**Aim of the task:**
Transcribe all the entries word for word, but omit the images.

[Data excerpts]
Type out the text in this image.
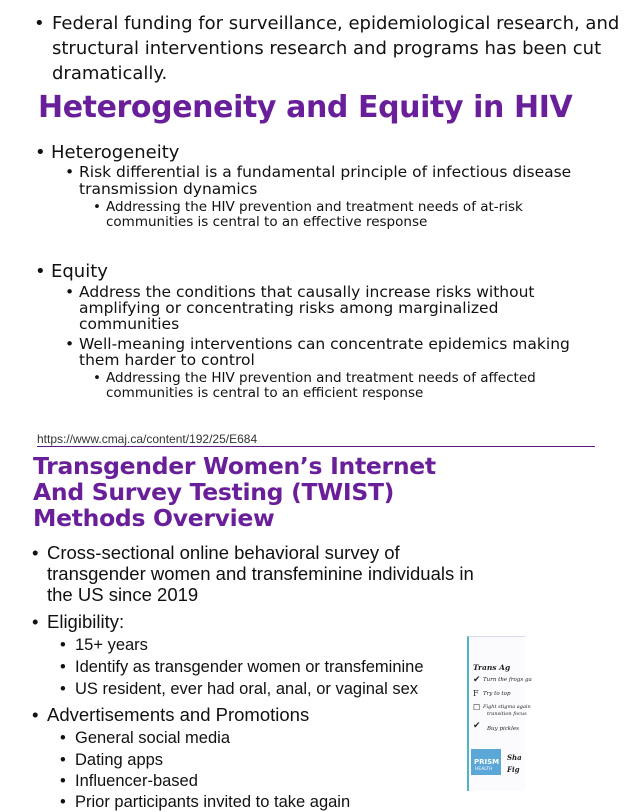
• Federal funding for surveillance, epidemiological research, and
structural interventions research and programs has been cut
dramatically.
Heterogeneity and Equity in HIV
• Heterogeneity
• Risk differential is a fundamental principle of infectious disease
transmission dynamics
• Addressing the HIV prevention and treatment needs of at-risk
communities is central to an effective response
• Equity
• Address the conditions that causally increase risks without
amplifying or concentrating risks among marginalized
communities
• Well-meaning interventions can concentrate epidemics making
them harder to control
• Addressing the HIV prevention and treatment needs of affected
communities is central to an efficient response
https://www.cmaj.ca/content/192/25/E684
Transgender Women’s Internet
And Survey Testing (TWIST)
Methods Overview
• Cross-sectional online behavioral survey of
transgender women and transfeminine individuals in
the US since 2019
• Eligibility:
• 15+ years
• Identify as transgender women or transfeminine
• US resident, ever had oral, anal, or vaginal sex
• Advertisements and Promotions
• General social media
• Dating apps
• Influencer-based
• Prior participants invited to take again
Trans Ag
✔ Turn the frogs ga
F Try to top
☐ Fight stigma again
transition focus
✔ Buy pickles
PRISM
HEALTH
Sha
Fig
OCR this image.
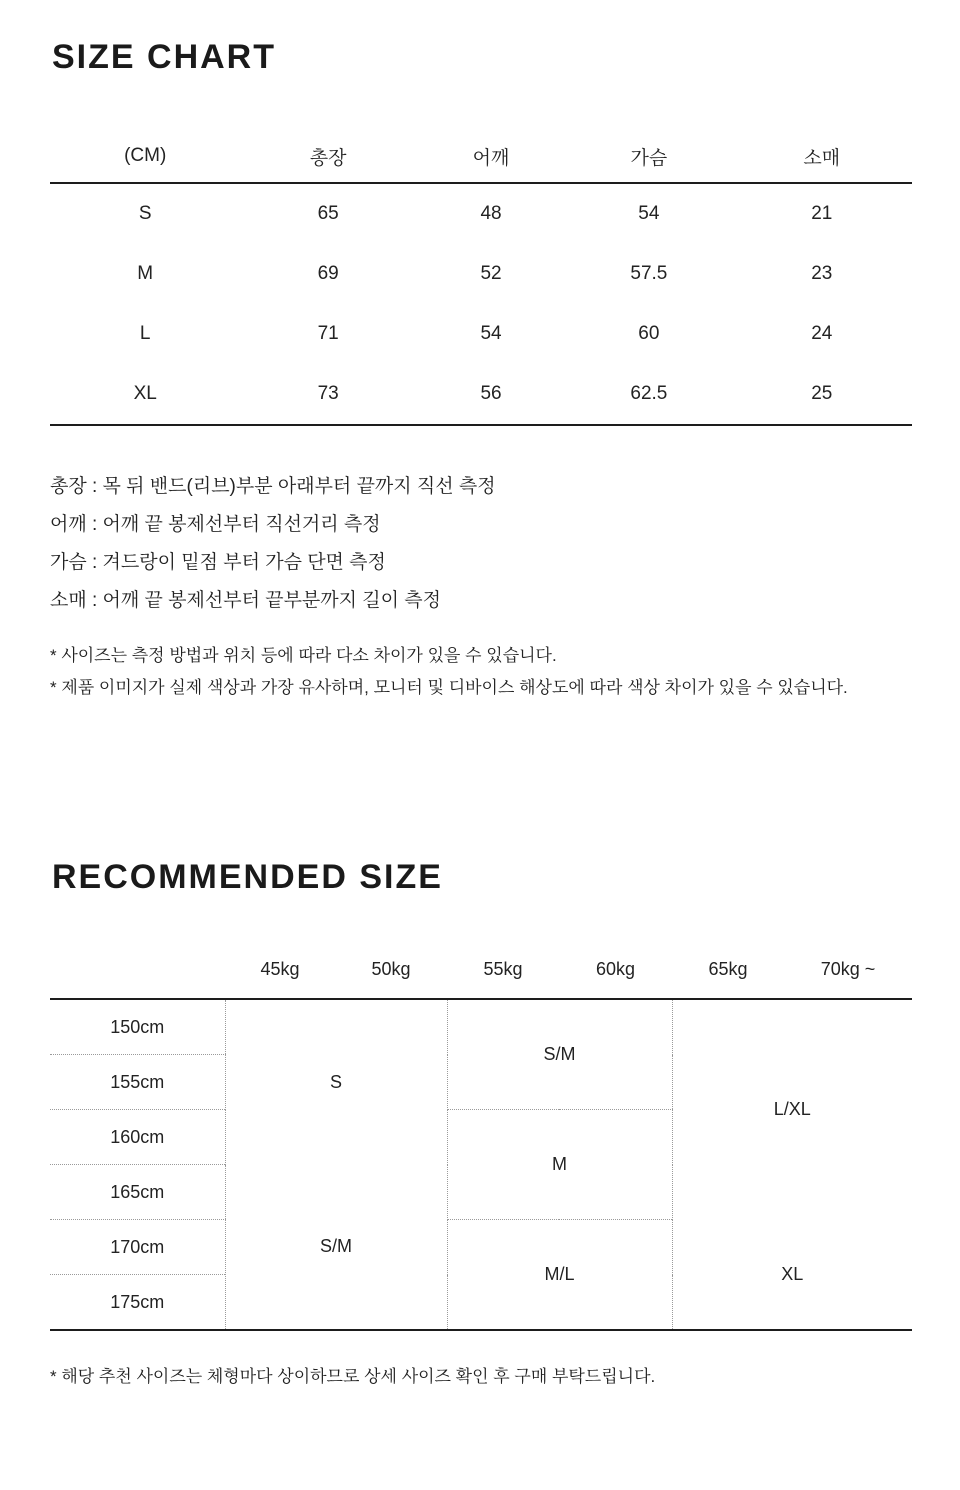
SIZE CHART
(CM)	총장	어깨	가슴	소매
S	65	48	54	21
M	69	52	57.5	23
L	71	54	60	24
XL	73	56	62.5	25
총장 : 목 뒤 밴드(리브)부분 아래부터 끝까지 직선 측정
어깨 : 어깨 끝 봉제선부터 직선거리 측정
가슴 : 겨드랑이 밑점 부터 가슴 단면 측정
소매 : 어깨 끝 봉제선부터 끝부분까지 길이 측정
* 사이즈는 측정 방법과 위치 등에 따라 다소 차이가 있을 수 있습니다.
* 제품 이미지가 실제 색상과 가장 유사하며, 모니터 및 디바이스 해상도에 따라 색상 차이가 있을 수 있습니다.
RECOMMENDED SIZE
	45kg	50kg	55kg	60kg	65kg	70kg ~
150cm	S		S/M		L/XL	
155cm						
160cm			M			
165cm	S/M					
170cm			M/L		XL	
175cm						
* 해당 추천 사이즈는 체형마다 상이하므로 상세 사이즈 확인 후 구매 부탁드립니다.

**Answer to this task:**
Type out the text in this image.
• Federal funding for surveillance, epidemiological research, and
structural interventions research and programs has been cut
dramatically.
Heterogeneity and Equity in HIV
• Heterogeneity
• Risk differential is a fundamental principle of infectious disease
transmission dynamics
• Addressing the HIV prevention and treatment needs of at-risk
communities is central to an effective response
• Equity
• Address the conditions that causally increase risks without
amplifying or concentrating risks among marginalized
communities
• Well-meaning interventions can concentrate epidemics making
them harder to control
• Addressing the HIV prevention and treatment needs of affected
communities is central to an efficient response
https://www.cmaj.ca/content/192/25/E684
Transgender Women’s Internet
And Survey Testing (TWIST)
Methods Overview
• Cross-sectional online behavioral survey of
transgender women and transfeminine individuals in
the US since 2019
• Eligibility:
• 15+ years
• Identify as transgender women or transfeminine
• US resident, ever had oral, anal, or vaginal sex
• Advertisements and Promotions
• General social media
• Dating apps
• Influencer-based
• Prior participants invited to take again
Trans Ag
✔ Turn the frogs ga
F Try to top
☐ Fight stigma again
transition focus
✔ Buy pickles
PRISM
HEALTH
Sha
Fig
OCR this image.
SIZE CHART
(CM)	총장	어깨	가슴	소매
S	65	48	54	21
M	69	52	57.5	23
L	71	54	60	24
XL	73	56	62.5	25
총장 : 목 뒤 밴드(리브)부분 아래부터 끝까지 직선 측정
어깨 : 어깨 끝 봉제선부터 직선거리 측정
가슴 : 겨드랑이 밑점 부터 가슴 단면 측정
소매 : 어깨 끝 봉제선부터 끝부분까지 길이 측정
* 사이즈는 측정 방법과 위치 등에 따라 다소 차이가 있을 수 있습니다.
* 제품 이미지가 실제 색상과 가장 유사하며, 모니터 및 디바이스 해상도에 따라 색상 차이가 있을 수 있습니다.
RECOMMENDED SIZE
	45kg	50kg	55kg	60kg	65kg	70kg ~
150cm	S		S/M		L/XL	
155cm						
160cm			M			
165cm	S/M					
170cm			M/L		XL	
175cm						
* 해당 추천 사이즈는 체형마다 상이하므로 상세 사이즈 확인 후 구매 부탁드립니다.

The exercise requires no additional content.